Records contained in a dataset
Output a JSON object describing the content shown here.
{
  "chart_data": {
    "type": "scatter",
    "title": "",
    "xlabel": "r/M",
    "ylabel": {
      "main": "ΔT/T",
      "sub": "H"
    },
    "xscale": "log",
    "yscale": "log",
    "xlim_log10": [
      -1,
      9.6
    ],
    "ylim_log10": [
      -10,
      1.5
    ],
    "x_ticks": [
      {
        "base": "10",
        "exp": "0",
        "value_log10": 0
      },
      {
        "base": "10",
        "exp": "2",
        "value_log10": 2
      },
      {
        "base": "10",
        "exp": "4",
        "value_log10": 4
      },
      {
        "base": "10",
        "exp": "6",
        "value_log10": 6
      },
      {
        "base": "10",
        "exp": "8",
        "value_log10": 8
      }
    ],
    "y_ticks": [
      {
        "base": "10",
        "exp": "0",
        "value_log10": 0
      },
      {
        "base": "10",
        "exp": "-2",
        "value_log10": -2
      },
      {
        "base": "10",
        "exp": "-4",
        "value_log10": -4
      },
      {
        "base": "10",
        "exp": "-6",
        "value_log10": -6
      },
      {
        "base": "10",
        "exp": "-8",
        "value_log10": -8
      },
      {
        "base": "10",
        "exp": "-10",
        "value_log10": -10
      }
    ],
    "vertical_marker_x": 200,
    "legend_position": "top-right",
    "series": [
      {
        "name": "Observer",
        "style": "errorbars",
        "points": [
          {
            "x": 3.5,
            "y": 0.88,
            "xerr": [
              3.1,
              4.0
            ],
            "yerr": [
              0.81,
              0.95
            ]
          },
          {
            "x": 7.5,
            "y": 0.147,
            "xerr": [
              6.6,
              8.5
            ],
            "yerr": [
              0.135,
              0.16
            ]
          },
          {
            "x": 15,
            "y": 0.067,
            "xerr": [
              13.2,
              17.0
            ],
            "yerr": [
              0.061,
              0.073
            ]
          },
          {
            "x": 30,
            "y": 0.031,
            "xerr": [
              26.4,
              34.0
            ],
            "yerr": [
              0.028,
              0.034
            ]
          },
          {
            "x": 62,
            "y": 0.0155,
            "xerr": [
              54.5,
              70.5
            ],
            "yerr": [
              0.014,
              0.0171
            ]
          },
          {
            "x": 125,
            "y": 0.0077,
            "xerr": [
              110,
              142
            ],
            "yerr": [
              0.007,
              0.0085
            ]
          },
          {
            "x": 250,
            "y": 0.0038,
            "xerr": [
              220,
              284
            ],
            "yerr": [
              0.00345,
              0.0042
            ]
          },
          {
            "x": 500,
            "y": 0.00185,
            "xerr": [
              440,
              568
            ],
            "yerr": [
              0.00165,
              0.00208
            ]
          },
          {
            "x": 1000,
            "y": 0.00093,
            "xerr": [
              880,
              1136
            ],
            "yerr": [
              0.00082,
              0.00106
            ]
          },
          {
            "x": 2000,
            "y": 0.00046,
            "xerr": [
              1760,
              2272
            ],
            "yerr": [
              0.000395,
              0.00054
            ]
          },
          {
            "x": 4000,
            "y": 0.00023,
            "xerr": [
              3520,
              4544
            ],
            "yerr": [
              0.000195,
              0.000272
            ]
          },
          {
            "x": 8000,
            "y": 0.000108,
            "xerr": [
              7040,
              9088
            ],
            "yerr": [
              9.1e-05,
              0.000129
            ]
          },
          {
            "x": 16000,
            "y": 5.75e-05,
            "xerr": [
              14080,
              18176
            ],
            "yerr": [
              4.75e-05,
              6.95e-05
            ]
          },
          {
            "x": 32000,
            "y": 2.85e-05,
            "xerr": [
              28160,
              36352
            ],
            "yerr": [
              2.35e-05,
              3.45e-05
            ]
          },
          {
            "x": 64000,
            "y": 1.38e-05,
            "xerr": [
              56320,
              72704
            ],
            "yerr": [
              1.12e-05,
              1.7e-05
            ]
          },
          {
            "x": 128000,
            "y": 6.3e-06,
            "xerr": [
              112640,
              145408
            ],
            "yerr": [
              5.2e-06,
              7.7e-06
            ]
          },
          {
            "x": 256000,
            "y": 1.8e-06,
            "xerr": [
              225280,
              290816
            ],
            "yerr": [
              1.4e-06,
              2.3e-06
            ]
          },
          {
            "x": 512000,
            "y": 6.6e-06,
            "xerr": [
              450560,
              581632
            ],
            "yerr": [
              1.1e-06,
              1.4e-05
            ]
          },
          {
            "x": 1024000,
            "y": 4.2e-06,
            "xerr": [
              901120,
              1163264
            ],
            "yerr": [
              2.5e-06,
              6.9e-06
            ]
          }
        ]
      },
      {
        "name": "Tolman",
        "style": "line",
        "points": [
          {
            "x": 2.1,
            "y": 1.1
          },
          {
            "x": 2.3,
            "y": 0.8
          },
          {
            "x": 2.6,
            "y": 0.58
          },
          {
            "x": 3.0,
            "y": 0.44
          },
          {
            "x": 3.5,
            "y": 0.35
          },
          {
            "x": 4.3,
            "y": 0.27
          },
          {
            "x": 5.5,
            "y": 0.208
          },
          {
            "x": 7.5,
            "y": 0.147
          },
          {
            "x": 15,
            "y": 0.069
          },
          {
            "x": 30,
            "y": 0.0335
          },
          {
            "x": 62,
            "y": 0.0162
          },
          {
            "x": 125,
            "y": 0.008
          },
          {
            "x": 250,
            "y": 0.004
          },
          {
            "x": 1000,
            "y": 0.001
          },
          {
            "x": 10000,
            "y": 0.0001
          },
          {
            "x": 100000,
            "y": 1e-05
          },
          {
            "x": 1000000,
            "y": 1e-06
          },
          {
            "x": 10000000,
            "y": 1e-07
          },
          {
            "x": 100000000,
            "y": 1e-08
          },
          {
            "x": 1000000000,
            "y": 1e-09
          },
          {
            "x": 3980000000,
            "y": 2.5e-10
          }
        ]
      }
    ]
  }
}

■ OBJECTIVE: Would you reproduce the material above in full, exactly as given?

■ EXPECTED ANSWER:
Output a JSON object describing the content shown here.
{
  "chart_data": {
    "type": "scatter",
    "title": "",
    "xlabel": "r/M",
    "ylabel": {
      "main": "ΔT/T",
      "sub": "H"
    },
    "xscale": "log",
    "yscale": "log",
    "xlim_log10": [
      -1,
      9.6
    ],
    "ylim_log10": [
      -10,
      1.5
    ],
    "x_ticks": [
      {
        "base": "10",
        "exp": "0",
        "value_log10": 0
      },
      {
        "base": "10",
        "exp": "2",
        "value_log10": 2
      },
      {
        "base": "10",
        "exp": "4",
        "value_log10": 4
      },
      {
        "base": "10",
        "exp": "6",
        "value_log10": 6
      },
      {
        "base": "10",
        "exp": "8",
        "value_log10": 8
      }
    ],
    "y_ticks": [
      {
        "base": "10",
        "exp": "0",
        "value_log10": 0
      },
      {
        "base": "10",
        "exp": "-2",
        "value_log10": -2
      },
      {
        "base": "10",
        "exp": "-4",
        "value_log10": -4
      },
      {
        "base": "10",
        "exp": "-6",
        "value_log10": -6
      },
      {
        "base": "10",
        "exp": "-8",
        "value_log10": -8
      },
      {
        "base": "10",
        "exp": "-10",
        "value_log10": -10
      }
    ],
    "vertical_marker_x": 200,
    "legend_position": "top-right",
    "series": [
      {
        "name": "Observer",
        "style": "errorbars",
        "points": [
          {
            "x": 3.5,
            "y": 0.88,
            "xerr": [
              3.1,
              4.0
            ],
            "yerr": [
              0.81,
              0.95
            ]
          },
          {
            "x": 7.5,
            "y": 0.147,
            "xerr": [
              6.6,
              8.5
            ],
            "yerr": [
              0.135,
              0.16
            ]
          },
          {
            "x": 15,
            "y": 0.067,
            "xerr": [
              13.2,
              17.0
            ],
            "yerr": [
              0.061,
              0.073
            ]
          },
          {
            "x": 30,
            "y": 0.031,
            "xerr": [
              26.4,
              34.0
            ],
            "yerr": [
              0.028,
              0.034
            ]
          },
          {
            "x": 62,
            "y": 0.0155,
            "xerr": [
              54.5,
              70.5
            ],
            "yerr": [
              0.014,
              0.0171
            ]
          },
          {
            "x": 125,
            "y": 0.0077,
            "xerr": [
              110,
              142
            ],
            "yerr": [
              0.007,
              0.0085
            ]
          },
          {
            "x": 250,
            "y": 0.0038,
            "xerr": [
              220,
              284
            ],
            "yerr": [
              0.00345,
              0.0042
            ]
          },
          {
            "x": 500,
            "y": 0.00185,
            "xerr": [
              440,
              568
            ],
            "yerr": [
              0.00165,
              0.00208
            ]
          },
          {
            "x": 1000,
            "y": 0.00093,
            "xerr": [
              880,
              1136
            ],
            "yerr": [
              0.00082,
              0.00106
            ]
          },
          {
            "x": 2000,
            "y": 0.00046,
            "xerr": [
              1760,
              2272
            ],
            "yerr": [
              0.000395,
              0.00054
            ]
          },
          {
            "x": 4000,
            "y": 0.00023,
            "xerr": [
              3520,
              4544
            ],
            "yerr": [
              0.000195,
              0.000272
            ]
          },
          {
            "x": 8000,
            "y": 0.000108,
            "xerr": [
              7040,
              9088
            ],
            "yerr": [
              9.1e-05,
              0.000129
            ]
          },
          {
            "x": 16000,
            "y": 5.75e-05,
            "xerr": [
              14080,
              18176
            ],
            "yerr": [
              4.75e-05,
              6.95e-05
            ]
          },
          {
            "x": 32000,
            "y": 2.85e-05,
            "xerr": [
              28160,
              36352
            ],
            "yerr": [
              2.35e-05,
              3.45e-05
            ]
          },
          {
            "x": 64000,
            "y": 1.38e-05,
            "xerr": [
              56320,
              72704
            ],
            "yerr": [
              1.12e-05,
              1.7e-05
            ]
          },
          {
            "x": 128000,
            "y": 6.3e-06,
            "xerr": [
              112640,
              145408
            ],
            "yerr": [
              5.2e-06,
              7.7e-06
            ]
          },
          {
            "x": 256000,
            "y": 1.8e-06,
            "xerr": [
              225280,
              290816
            ],
            "yerr": [
              1.4e-06,
              2.3e-06
            ]
          },
          {
            "x": 512000,
            "y": 6.6e-06,
            "xerr": [
              450560,
              581632
            ],
            "yerr": [
              1.1e-06,
              1.4e-05
            ]
          },
          {
            "x": 1024000,
            "y": 4.2e-06,
            "xerr": [
              901120,
              1163264
            ],
            "yerr": [
              2.5e-06,
              6.9e-06
            ]
          }
        ]
      },
      {
        "name": "Tolman",
        "style": "line",
        "points": [
          {
            "x": 2.1,
            "y": 1.1
          },
          {
            "x": 2.3,
            "y": 0.8
          },
          {
            "x": 2.6,
            "y": 0.58
          },
          {
            "x": 3.0,
            "y": 0.44
          },
          {
            "x": 3.5,
            "y": 0.35
          },
          {
            "x": 4.3,
            "y": 0.27
          },
          {
            "x": 5.5,
            "y": 0.208
          },
          {
            "x": 7.5,
            "y": 0.147
          },
          {
            "x": 15,
            "y": 0.069
          },
          {
            "x": 30,
            "y": 0.0335
          },
          {
            "x": 62,
            "y": 0.0162
          },
          {
            "x": 125,
            "y": 0.008
          },
          {
            "x": 250,
            "y": 0.004
          },
          {
            "x": 1000,
            "y": 0.001
          },
          {
            "x": 10000,
            "y": 0.0001
          },
          {
            "x": 100000,
            "y": 1e-05
          },
          {
            "x": 1000000,
            "y": 1e-06
          },
          {
            "x": 10000000,
            "y": 1e-07
          },
          {
            "x": 100000000,
            "y": 1e-08
          },
          {
            "x": 1000000000,
            "y": 1e-09
          },
          {
            "x": 3980000000,
            "y": 2.5e-10
          }
        ]
      }
    ]
  }
}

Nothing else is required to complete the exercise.